* GIVEN INFORMATION *

____

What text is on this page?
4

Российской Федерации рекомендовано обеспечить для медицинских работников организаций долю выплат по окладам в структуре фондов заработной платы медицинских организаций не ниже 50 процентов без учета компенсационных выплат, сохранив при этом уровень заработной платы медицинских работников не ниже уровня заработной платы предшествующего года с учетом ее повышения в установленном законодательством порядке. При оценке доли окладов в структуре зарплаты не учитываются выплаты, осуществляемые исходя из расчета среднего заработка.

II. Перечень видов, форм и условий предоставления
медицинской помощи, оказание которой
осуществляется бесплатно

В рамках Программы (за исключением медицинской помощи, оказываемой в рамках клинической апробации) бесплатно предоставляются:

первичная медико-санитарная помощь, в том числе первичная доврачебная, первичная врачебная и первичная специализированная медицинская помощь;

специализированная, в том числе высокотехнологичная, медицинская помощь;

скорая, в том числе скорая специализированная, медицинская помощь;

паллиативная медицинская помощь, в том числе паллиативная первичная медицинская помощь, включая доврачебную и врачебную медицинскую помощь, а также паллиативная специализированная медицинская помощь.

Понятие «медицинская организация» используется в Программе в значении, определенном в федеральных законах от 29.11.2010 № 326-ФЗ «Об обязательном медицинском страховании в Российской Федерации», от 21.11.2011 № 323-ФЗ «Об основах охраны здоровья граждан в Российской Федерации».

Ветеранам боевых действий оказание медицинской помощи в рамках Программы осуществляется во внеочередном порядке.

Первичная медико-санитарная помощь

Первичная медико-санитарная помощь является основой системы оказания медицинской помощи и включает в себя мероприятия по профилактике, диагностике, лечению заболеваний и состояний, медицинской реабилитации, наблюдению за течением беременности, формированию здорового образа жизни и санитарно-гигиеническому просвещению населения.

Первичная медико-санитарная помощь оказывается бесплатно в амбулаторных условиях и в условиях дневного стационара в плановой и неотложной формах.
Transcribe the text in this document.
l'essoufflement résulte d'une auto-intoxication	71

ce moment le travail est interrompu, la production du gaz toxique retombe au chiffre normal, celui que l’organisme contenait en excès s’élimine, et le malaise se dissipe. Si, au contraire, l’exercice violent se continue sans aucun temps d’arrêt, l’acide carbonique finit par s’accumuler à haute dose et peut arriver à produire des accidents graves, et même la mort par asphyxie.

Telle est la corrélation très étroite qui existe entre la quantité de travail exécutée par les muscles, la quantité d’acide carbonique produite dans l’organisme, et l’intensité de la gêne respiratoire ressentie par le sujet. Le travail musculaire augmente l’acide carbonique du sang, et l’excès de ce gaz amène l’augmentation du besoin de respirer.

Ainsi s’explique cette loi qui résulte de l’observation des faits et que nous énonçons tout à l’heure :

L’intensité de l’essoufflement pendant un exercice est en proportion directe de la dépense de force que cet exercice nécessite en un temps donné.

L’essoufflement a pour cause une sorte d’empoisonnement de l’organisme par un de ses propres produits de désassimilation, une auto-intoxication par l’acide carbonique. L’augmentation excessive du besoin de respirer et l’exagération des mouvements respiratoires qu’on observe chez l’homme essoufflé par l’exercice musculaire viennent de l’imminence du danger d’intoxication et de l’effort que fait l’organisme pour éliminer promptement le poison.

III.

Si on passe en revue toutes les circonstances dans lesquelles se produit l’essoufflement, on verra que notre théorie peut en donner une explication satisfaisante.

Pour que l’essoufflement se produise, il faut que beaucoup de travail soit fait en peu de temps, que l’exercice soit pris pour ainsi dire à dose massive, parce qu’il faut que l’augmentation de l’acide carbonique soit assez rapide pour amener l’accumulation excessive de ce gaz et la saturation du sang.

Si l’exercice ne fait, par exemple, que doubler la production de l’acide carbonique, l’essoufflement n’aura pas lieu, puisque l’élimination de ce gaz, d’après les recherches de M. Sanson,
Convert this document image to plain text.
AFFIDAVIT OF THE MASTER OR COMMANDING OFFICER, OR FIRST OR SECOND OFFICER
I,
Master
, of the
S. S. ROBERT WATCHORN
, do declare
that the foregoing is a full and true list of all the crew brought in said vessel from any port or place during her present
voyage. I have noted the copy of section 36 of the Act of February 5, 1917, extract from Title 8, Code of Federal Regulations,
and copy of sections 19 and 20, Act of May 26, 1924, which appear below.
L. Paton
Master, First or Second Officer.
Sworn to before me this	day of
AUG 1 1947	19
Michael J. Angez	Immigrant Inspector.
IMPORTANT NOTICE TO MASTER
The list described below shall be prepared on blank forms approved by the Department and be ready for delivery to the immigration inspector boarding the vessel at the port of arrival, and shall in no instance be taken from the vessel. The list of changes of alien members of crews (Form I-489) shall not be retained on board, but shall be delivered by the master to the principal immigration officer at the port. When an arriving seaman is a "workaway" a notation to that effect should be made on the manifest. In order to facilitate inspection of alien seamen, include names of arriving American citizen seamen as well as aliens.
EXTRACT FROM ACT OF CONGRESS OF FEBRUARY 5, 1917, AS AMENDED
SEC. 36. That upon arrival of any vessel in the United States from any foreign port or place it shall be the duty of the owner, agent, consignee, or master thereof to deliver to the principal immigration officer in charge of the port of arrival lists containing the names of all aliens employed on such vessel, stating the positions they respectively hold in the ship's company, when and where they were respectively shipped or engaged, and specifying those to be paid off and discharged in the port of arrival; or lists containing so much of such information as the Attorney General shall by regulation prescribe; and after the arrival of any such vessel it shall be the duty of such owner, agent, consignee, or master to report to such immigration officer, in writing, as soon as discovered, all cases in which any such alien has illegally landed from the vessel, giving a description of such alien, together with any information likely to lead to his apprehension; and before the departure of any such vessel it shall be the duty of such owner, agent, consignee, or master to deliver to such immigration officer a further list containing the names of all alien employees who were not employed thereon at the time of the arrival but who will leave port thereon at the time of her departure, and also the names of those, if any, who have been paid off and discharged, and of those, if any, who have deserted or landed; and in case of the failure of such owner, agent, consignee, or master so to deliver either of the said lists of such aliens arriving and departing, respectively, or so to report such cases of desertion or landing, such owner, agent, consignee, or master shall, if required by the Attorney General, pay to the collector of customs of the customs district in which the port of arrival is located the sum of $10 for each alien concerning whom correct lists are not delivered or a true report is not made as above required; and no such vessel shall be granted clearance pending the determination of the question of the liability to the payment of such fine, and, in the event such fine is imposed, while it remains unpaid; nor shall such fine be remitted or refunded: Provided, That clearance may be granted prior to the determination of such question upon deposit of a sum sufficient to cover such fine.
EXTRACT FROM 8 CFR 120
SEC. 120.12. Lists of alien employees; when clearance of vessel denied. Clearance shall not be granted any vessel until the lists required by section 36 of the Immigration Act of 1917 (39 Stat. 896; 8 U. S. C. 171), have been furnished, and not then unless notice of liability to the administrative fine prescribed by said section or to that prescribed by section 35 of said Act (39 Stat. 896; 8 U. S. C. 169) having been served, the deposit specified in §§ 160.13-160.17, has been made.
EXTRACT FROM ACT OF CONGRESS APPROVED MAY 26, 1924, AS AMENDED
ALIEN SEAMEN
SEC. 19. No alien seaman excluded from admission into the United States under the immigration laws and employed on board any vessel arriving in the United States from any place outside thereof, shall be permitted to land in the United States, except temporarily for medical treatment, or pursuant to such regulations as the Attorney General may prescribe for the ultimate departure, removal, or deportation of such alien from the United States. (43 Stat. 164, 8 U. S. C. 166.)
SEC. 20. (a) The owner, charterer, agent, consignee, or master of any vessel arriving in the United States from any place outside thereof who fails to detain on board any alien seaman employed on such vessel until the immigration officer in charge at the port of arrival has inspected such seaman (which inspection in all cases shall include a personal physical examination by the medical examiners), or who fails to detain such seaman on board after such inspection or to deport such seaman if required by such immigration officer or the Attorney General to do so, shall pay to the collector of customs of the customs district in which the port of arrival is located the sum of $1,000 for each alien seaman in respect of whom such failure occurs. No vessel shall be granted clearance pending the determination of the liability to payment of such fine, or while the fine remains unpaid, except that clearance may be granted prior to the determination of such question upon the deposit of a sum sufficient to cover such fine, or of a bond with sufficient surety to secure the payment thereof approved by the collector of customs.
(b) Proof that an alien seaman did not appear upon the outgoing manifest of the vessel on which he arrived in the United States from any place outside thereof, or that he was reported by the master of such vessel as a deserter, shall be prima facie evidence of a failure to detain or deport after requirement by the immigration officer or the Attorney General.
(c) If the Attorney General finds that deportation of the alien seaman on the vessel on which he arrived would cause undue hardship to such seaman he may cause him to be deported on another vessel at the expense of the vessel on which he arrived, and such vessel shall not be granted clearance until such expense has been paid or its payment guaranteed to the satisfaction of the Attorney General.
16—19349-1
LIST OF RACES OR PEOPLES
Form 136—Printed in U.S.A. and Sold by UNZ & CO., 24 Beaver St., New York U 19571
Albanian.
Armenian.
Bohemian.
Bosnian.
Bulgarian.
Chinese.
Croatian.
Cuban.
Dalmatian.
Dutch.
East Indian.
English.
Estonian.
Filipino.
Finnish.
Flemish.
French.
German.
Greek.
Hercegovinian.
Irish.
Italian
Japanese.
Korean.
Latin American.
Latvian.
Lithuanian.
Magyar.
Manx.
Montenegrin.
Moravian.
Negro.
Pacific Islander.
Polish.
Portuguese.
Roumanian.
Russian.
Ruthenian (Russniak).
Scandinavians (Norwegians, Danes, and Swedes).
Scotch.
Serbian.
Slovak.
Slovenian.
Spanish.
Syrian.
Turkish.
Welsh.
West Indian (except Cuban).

____

* WHAT YOU WILL DO *
For the string "AMENDED", count the lines of the entries above that include it; answer with the number only.

* WRITTEN RESPONSE *
2